(Figure contents as structured data)
------------

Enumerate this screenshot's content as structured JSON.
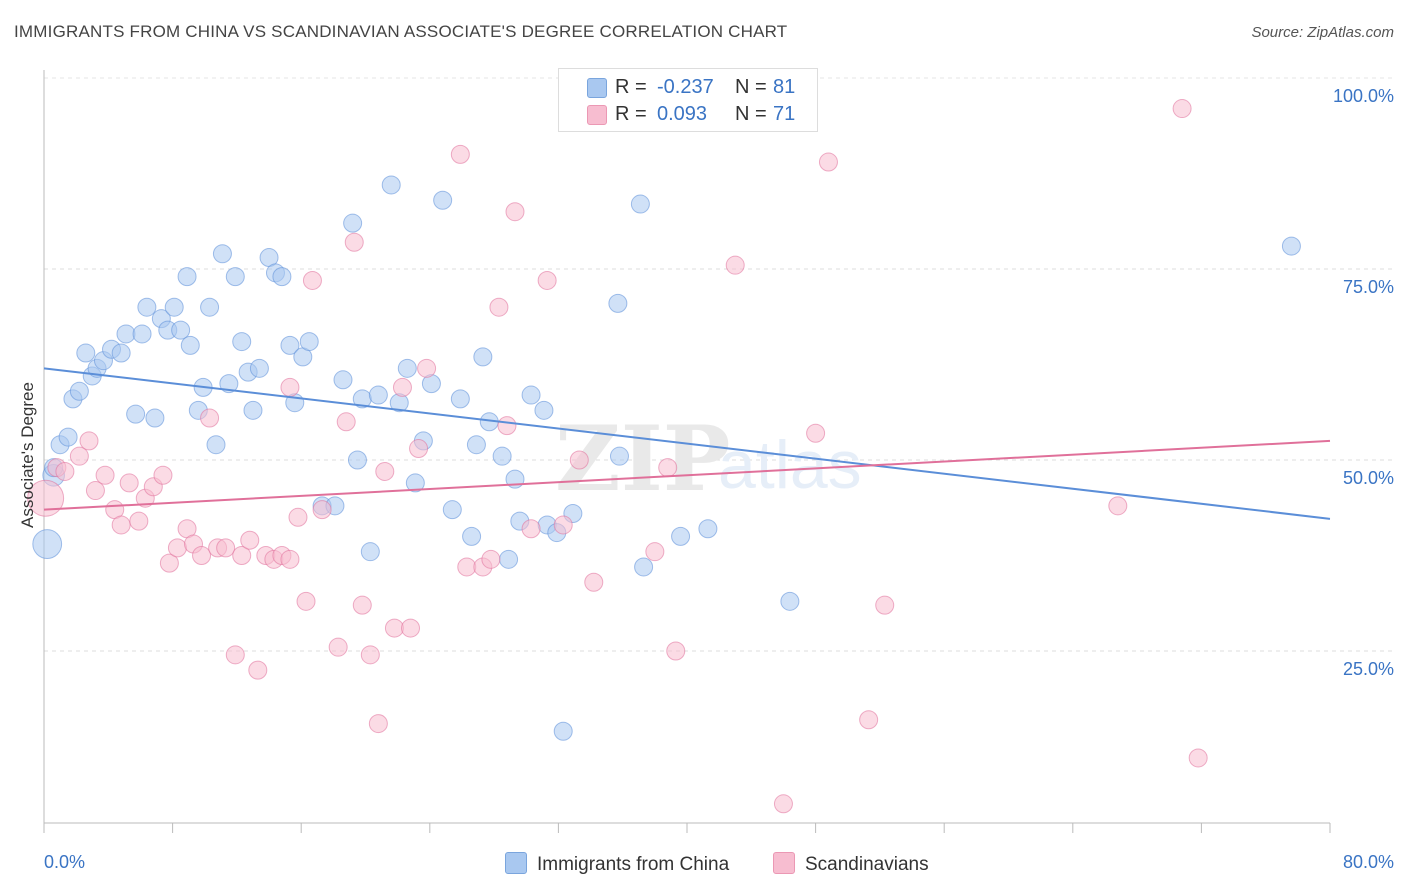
{
  "title": "IMMIGRANTS FROM CHINA VS SCANDINAVIAN ASSOCIATE'S DEGREE CORRELATION CHART",
  "source": "Source: ZipAtlas.com",
  "watermark": "ZIPatlas",
  "legend": {
    "r_label": "R =",
    "n_label": "N =",
    "items": [
      {
        "name": "Immigrants from China",
        "r": "-0.237",
        "n": "81",
        "color": "#a9c8f0"
      },
      {
        "name": "Scandinavians",
        "r": "0.093",
        "n": "71",
        "color": "#f7bdd0"
      }
    ]
  },
  "chart_data": {
    "type": "scatter",
    "title": "IMMIGRANTS FROM CHINA VS SCANDINAVIAN ASSOCIATE'S DEGREE CORRELATION CHART",
    "xlabel": "",
    "ylabel": "Associate's Degree",
    "xlim": [
      0,
      80
    ],
    "ylim": [
      0,
      105
    ],
    "x_tick_labels": [
      "0.0%",
      "80.0%"
    ],
    "y_ticks": [
      25,
      50,
      75,
      100
    ],
    "y_tick_labels": [
      "25.0%",
      "50.0%",
      "75.0%",
      "100.0%"
    ],
    "grid": "horizontal dashed",
    "legend_position": "top-center",
    "series": [
      {
        "name": "Immigrants from China",
        "color": "#5b8ed8",
        "fill": "#a9c8f0",
        "trend": {
          "x": [
            0,
            80
          ],
          "y": [
            62.0,
            42.3
          ]
        },
        "points": [
          [
            0.2,
            39.0,
            1.6
          ],
          [
            0.6,
            48.0,
            1.2
          ],
          [
            1.0,
            52.0,
            1.0
          ],
          [
            1.5,
            53.0,
            1.0
          ],
          [
            1.8,
            58.0,
            1.0
          ],
          [
            2.2,
            59.0,
            1.0
          ],
          [
            2.6,
            64.0,
            1.0
          ],
          [
            3.0,
            61.0,
            1.0
          ],
          [
            3.3,
            62.0,
            1.0
          ],
          [
            3.7,
            63.0,
            1.0
          ],
          [
            4.2,
            64.5,
            1.0
          ],
          [
            4.8,
            64.0,
            1.0
          ],
          [
            5.1,
            66.5,
            1.0
          ],
          [
            5.7,
            56.0,
            1.0
          ],
          [
            6.1,
            66.5,
            1.0
          ],
          [
            6.4,
            70.0,
            1.0
          ],
          [
            6.9,
            55.5,
            1.0
          ],
          [
            7.3,
            68.5,
            1.0
          ],
          [
            7.7,
            67.0,
            1.0
          ],
          [
            8.1,
            70.0,
            1.0
          ],
          [
            8.5,
            67.0,
            1.0
          ],
          [
            8.9,
            74.0,
            1.0
          ],
          [
            9.1,
            65.0,
            1.0
          ],
          [
            9.6,
            56.5,
            1.0
          ],
          [
            9.9,
            59.5,
            1.0
          ],
          [
            10.3,
            70.0,
            1.0
          ],
          [
            10.7,
            52.0,
            1.0
          ],
          [
            11.1,
            77.0,
            1.0
          ],
          [
            11.5,
            60.0,
            1.0
          ],
          [
            11.9,
            74.0,
            1.0
          ],
          [
            12.3,
            65.5,
            1.0
          ],
          [
            12.7,
            61.5,
            1.0
          ],
          [
            13.0,
            56.5,
            1.0
          ],
          [
            13.4,
            62.0,
            1.0
          ],
          [
            14.0,
            76.5,
            1.0
          ],
          [
            14.4,
            74.5,
            1.0
          ],
          [
            14.8,
            74.0,
            1.0
          ],
          [
            15.3,
            65.0,
            1.0
          ],
          [
            15.6,
            57.5,
            1.0
          ],
          [
            16.1,
            63.5,
            1.0
          ],
          [
            16.5,
            65.5,
            1.0
          ],
          [
            17.3,
            44.0,
            1.0
          ],
          [
            18.1,
            44.0,
            1.0
          ],
          [
            18.6,
            60.5,
            1.0
          ],
          [
            19.2,
            81.0,
            1.0
          ],
          [
            19.5,
            50.0,
            1.0
          ],
          [
            19.8,
            58.0,
            1.0
          ],
          [
            20.3,
            38.0,
            1.0
          ],
          [
            20.8,
            58.5,
            1.0
          ],
          [
            21.6,
            86.0,
            1.0
          ],
          [
            22.1,
            57.5,
            1.0
          ],
          [
            22.6,
            62.0,
            1.0
          ],
          [
            23.1,
            47.0,
            1.0
          ],
          [
            23.6,
            52.5,
            1.0
          ],
          [
            24.1,
            60.0,
            1.0
          ],
          [
            24.8,
            84.0,
            1.0
          ],
          [
            25.4,
            43.5,
            1.0
          ],
          [
            25.9,
            58.0,
            1.0
          ],
          [
            26.6,
            40.0,
            1.0
          ],
          [
            26.9,
            52.0,
            1.0
          ],
          [
            27.3,
            63.5,
            1.0
          ],
          [
            27.7,
            55.0,
            1.0
          ],
          [
            28.5,
            50.5,
            1.0
          ],
          [
            28.9,
            37.0,
            1.0
          ],
          [
            29.3,
            47.5,
            1.0
          ],
          [
            29.6,
            42.0,
            1.0
          ],
          [
            30.3,
            58.5,
            1.0
          ],
          [
            31.1,
            56.5,
            1.0
          ],
          [
            31.3,
            41.5,
            1.0
          ],
          [
            31.9,
            40.5,
            1.0
          ],
          [
            32.3,
            14.5,
            1.0
          ],
          [
            32.9,
            43.0,
            1.0
          ],
          [
            35.7,
            70.5,
            1.0
          ],
          [
            35.8,
            50.5,
            1.0
          ],
          [
            37.1,
            83.5,
            1.0
          ],
          [
            37.3,
            36.0,
            1.0
          ],
          [
            39.6,
            40.0,
            1.0
          ],
          [
            41.3,
            41.0,
            1.0
          ],
          [
            46.4,
            31.5,
            1.0
          ],
          [
            77.6,
            78.0,
            1.0
          ],
          [
            0.6,
            49.0,
            1.0
          ]
        ]
      },
      {
        "name": "Scandinavians",
        "color": "#e0709a",
        "fill": "#f7bdd0",
        "trend": {
          "x": [
            0,
            80
          ],
          "y": [
            43.5,
            52.5
          ]
        },
        "points": [
          [
            0.1,
            45.0,
            2.0
          ],
          [
            0.8,
            49.0,
            1.0
          ],
          [
            1.3,
            48.5,
            1.0
          ],
          [
            2.2,
            50.5,
            1.0
          ],
          [
            2.8,
            52.5,
            1.0
          ],
          [
            3.2,
            46.0,
            1.0
          ],
          [
            3.8,
            48.0,
            1.0
          ],
          [
            4.4,
            43.5,
            1.0
          ],
          [
            4.8,
            41.5,
            1.0
          ],
          [
            5.3,
            47.0,
            1.0
          ],
          [
            5.9,
            42.0,
            1.0
          ],
          [
            6.3,
            45.0,
            1.0
          ],
          [
            6.8,
            46.5,
            1.0
          ],
          [
            7.4,
            48.0,
            1.0
          ],
          [
            7.8,
            36.5,
            1.0
          ],
          [
            8.3,
            38.5,
            1.0
          ],
          [
            8.9,
            41.0,
            1.0
          ],
          [
            9.3,
            39.0,
            1.0
          ],
          [
            9.8,
            37.5,
            1.0
          ],
          [
            10.3,
            55.5,
            1.0
          ],
          [
            10.8,
            38.5,
            1.0
          ],
          [
            11.3,
            38.5,
            1.0
          ],
          [
            11.9,
            24.5,
            1.0
          ],
          [
            12.3,
            37.5,
            1.0
          ],
          [
            12.8,
            39.5,
            1.0
          ],
          [
            13.3,
            22.5,
            1.0
          ],
          [
            13.8,
            37.5,
            1.0
          ],
          [
            14.3,
            37.0,
            1.0
          ],
          [
            14.8,
            37.5,
            1.0
          ],
          [
            15.3,
            59.5,
            1.0
          ],
          [
            15.8,
            42.5,
            1.0
          ],
          [
            16.3,
            31.5,
            1.0
          ],
          [
            16.7,
            73.5,
            1.0
          ],
          [
            17.3,
            43.5,
            1.0
          ],
          [
            18.3,
            25.5,
            1.0
          ],
          [
            18.8,
            55.0,
            1.0
          ],
          [
            19.3,
            78.5,
            1.0
          ],
          [
            19.8,
            31.0,
            1.0
          ],
          [
            20.3,
            24.5,
            1.0
          ],
          [
            20.8,
            15.5,
            1.0
          ],
          [
            21.2,
            48.5,
            1.0
          ],
          [
            21.8,
            28.0,
            1.0
          ],
          [
            22.3,
            59.5,
            1.0
          ],
          [
            22.8,
            28.0,
            1.0
          ],
          [
            23.3,
            51.5,
            1.0
          ],
          [
            23.8,
            62.0,
            1.0
          ],
          [
            25.9,
            90.0,
            1.0
          ],
          [
            26.3,
            36.0,
            1.0
          ],
          [
            27.3,
            36.0,
            1.0
          ],
          [
            27.8,
            37.0,
            1.0
          ],
          [
            28.3,
            70.0,
            1.0
          ],
          [
            28.8,
            54.5,
            1.0
          ],
          [
            29.3,
            82.5,
            1.0
          ],
          [
            30.3,
            41.0,
            1.0
          ],
          [
            31.3,
            73.5,
            1.0
          ],
          [
            32.3,
            41.5,
            1.0
          ],
          [
            33.3,
            50.0,
            1.0
          ],
          [
            34.2,
            34.0,
            1.0
          ],
          [
            38.0,
            38.0,
            1.0
          ],
          [
            38.8,
            49.0,
            1.0
          ],
          [
            39.3,
            25.0,
            1.0
          ],
          [
            43.0,
            75.5,
            1.0
          ],
          [
            46.0,
            5.0,
            1.0
          ],
          [
            48.0,
            53.5,
            1.0
          ],
          [
            48.8,
            89.0,
            1.0
          ],
          [
            51.3,
            16.0,
            1.0
          ],
          [
            52.3,
            31.0,
            1.0
          ],
          [
            66.8,
            44.0,
            1.0
          ],
          [
            70.8,
            96.0,
            1.0
          ],
          [
            71.8,
            11.0,
            1.0
          ],
          [
            15.3,
            37.0,
            1.0
          ]
        ]
      }
    ]
  }
}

------------

▶ _Exercise task_
Extract all lines from the material above that include the word "CORRELATION".

▶ _Response_
  "title": "IMMIGRANTS FROM CHINA VS SCANDINAVIAN ASSOCIATE'S DEGREE CORRELATION CHART",
    "title": "IMMIGRANTS FROM CHINA VS SCANDINAVIAN ASSOCIATE'S DEGREE CORRELATION CHART",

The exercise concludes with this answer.